Provided passage: Begin

OREM — The decision to invite "Fahrenheit 9/11" filmmaker Michael Moore to speak on the campus of Utah Valley State College was an attempt to raise the school's prestige.
And while student govern- ment leaders knew the decision was going to "raise eye-brows," former student body vice president Joseph Vogel was surprised by the uproar in and around campus over Moore's visit in October 2004.
Vogel, 24, promises with his new book, "Free Speech 101 — The Utah Valley Uproar Over Michael Moore," to provide an insider's view of the on-campus controversy.
The book, published by WindRiver Publishing, will be on shelves in October. However, Vogel will speak about his experience on Tuesday at the Park City Library and on Thursday at the Sunstone Symposium.
In the fall of 2004, the student government wanted to change its approach toward booking speakers to boost the school's image and help push it toward the administration's goal of becoming a university, according to the book.
Previous speakers had sometimes drawn as few as 20 students. The UVSC student government wanted well-known names to fill auditoriums.
"This was an important concept for a school that was developing rapidly and looking for more recognition and respect, especially since it was situated in the shadow of nearby Brigham Young University (BYU)," Vogel's book states in the 30 pages or so that have been made available for reviewing.
The book is 287 pages in length and includes the text from the speeches by Michael Moore and conservative radio host Sean Hannity, who was invited to campus to satisfy demands of conservatives who were demanding a balanced forum leading up to the November 2004 presidential election.
The student government selected Moore to speak at UVSC after receiving a brochure from a company that was promoting him and other public speakers.
Following the announcement that Moore was going to speak at UVSC, student body president Jim Bassi and Vogel — who describes his political leanings as independent — were inundated with phone calls and e-mails. Campus donors also threatened to withdraw financial gifts.
Vogel said many of the calls and e-mails were uncivil, including a threat that he would be "tarred, feathered and run out of the state on a rail."

Provided passage: End

_Required actions_
A. Copy the part of the article about Michael Moore's campus visit from "And while student" up to and including "the Sunstone Symposium.".
B. Answer these questions using the article about Michael Moore's campus visit:
(i) Which company published Vogel's book?
(ii) How many pages long is the book?
(iii) What did the student government receive before it chose Moore as a speaker?
C. Pick up the article about the uproar over Michael Moore's visit to Utah Valley State College after its last sentence and keep it going.
The records are a separate set of material and have nothing to do with the article.

Records shown: Begin

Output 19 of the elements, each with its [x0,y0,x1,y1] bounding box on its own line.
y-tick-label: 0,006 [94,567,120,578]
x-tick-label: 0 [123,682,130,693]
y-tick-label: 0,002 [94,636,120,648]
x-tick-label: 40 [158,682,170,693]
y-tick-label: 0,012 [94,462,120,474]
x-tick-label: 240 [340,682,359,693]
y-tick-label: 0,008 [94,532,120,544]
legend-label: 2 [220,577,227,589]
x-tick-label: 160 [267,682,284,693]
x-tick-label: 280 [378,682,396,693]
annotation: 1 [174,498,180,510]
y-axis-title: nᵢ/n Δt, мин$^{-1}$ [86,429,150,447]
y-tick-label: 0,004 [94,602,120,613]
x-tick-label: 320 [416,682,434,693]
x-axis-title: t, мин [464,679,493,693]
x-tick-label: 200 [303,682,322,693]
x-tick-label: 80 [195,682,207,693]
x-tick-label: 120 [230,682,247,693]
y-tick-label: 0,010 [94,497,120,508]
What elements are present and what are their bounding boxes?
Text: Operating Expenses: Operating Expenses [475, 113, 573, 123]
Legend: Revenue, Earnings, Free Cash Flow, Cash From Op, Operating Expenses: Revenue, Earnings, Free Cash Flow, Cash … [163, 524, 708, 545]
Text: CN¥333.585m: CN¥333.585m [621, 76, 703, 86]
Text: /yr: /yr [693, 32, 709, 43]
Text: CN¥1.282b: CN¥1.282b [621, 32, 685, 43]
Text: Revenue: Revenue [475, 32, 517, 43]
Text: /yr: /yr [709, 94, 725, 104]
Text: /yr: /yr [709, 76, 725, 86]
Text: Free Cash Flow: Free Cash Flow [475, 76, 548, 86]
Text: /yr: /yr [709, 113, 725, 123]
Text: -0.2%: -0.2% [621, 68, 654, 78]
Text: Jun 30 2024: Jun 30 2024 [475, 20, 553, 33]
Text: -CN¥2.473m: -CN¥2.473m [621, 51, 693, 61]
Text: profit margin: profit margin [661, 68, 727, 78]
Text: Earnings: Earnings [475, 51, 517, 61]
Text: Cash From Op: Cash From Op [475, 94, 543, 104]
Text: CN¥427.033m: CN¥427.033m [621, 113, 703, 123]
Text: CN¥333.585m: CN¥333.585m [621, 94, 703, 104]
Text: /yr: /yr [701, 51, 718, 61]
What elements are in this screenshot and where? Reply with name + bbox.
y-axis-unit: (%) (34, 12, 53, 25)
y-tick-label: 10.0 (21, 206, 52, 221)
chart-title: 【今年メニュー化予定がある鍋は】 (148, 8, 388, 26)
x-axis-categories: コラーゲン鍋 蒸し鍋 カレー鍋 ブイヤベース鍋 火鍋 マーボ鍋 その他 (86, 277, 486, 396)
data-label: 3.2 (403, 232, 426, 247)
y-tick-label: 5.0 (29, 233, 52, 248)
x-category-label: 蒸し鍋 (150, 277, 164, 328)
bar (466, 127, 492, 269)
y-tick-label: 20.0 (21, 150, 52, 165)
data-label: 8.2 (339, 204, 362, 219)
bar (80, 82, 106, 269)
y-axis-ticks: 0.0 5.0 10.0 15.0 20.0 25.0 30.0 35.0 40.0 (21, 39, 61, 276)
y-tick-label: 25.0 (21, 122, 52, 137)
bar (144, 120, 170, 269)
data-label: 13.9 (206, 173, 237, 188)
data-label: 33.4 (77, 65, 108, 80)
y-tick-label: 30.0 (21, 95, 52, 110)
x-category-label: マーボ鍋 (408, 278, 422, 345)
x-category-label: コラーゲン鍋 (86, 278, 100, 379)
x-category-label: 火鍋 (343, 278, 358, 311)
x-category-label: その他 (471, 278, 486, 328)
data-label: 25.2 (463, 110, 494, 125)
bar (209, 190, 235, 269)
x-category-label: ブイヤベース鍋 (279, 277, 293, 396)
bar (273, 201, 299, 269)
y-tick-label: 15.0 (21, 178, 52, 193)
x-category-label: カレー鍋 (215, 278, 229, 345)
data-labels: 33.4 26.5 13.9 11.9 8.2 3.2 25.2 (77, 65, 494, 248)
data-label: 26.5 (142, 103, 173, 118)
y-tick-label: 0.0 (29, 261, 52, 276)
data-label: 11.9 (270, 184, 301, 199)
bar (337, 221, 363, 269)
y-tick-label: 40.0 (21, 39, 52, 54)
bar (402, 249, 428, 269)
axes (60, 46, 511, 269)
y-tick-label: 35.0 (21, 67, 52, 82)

Records shown: End

_Answer set_
A.
And while student govern- ment leaders knew the decision was going to "raise eye-brows," former student body vice president Joseph Vogel was surprised by the uproar in and around campus over Moore's visit in October 2004.
Vogel, 24, promises with his new book, "Free Speech 101 — The Utah Valley Uproar Over Michael Moore," to provide an insider's view of the on-campus controversy.
The book, published by WindRiver Publishing, will be on shelves in October. However, Vogel will speak about his experience on Tuesday at the Park City Library and on Thursday at the Sunstone Symposium.

B.
(i) WindRiver Publishing
(ii) 287 pages
(iii) A brochure from a company that was promoting him and other public speakers

C.
The Deseret Morning News e-mailed Moore for comment on Friday. He has not responded.
Megan Laurie, a UVSC spokeswoman, said she has not read the book and could not comment.
While its been nearly two years since Moore's controversial visit to UVSC, Vogel believes the issues in the book remain relevant.
"The book is not about Michael Moore or his visit to campus," he said. "It's about issues about free speech (at colleges and) universities — which are supposed to be places for free exchange of ideas — being held to the strings by legislators and donors and things like that," he said.
"Probably about 70 percent of the audience (for the book) are going to be middle-aged liberally minded people, primarily Democrats and some Republicans," said JB Howick, president of the northern Idaho publishing company. "Our experience has been that the issue of Constitutional civil rights has tended to cross political boundaries."
Howick is hoping to sell 15,000-20,000 copies of "Free Speech 101."
"Please bear in mind that according to Publisher's Weekly, only about 500 titles a year make the 100,000 mark," he said.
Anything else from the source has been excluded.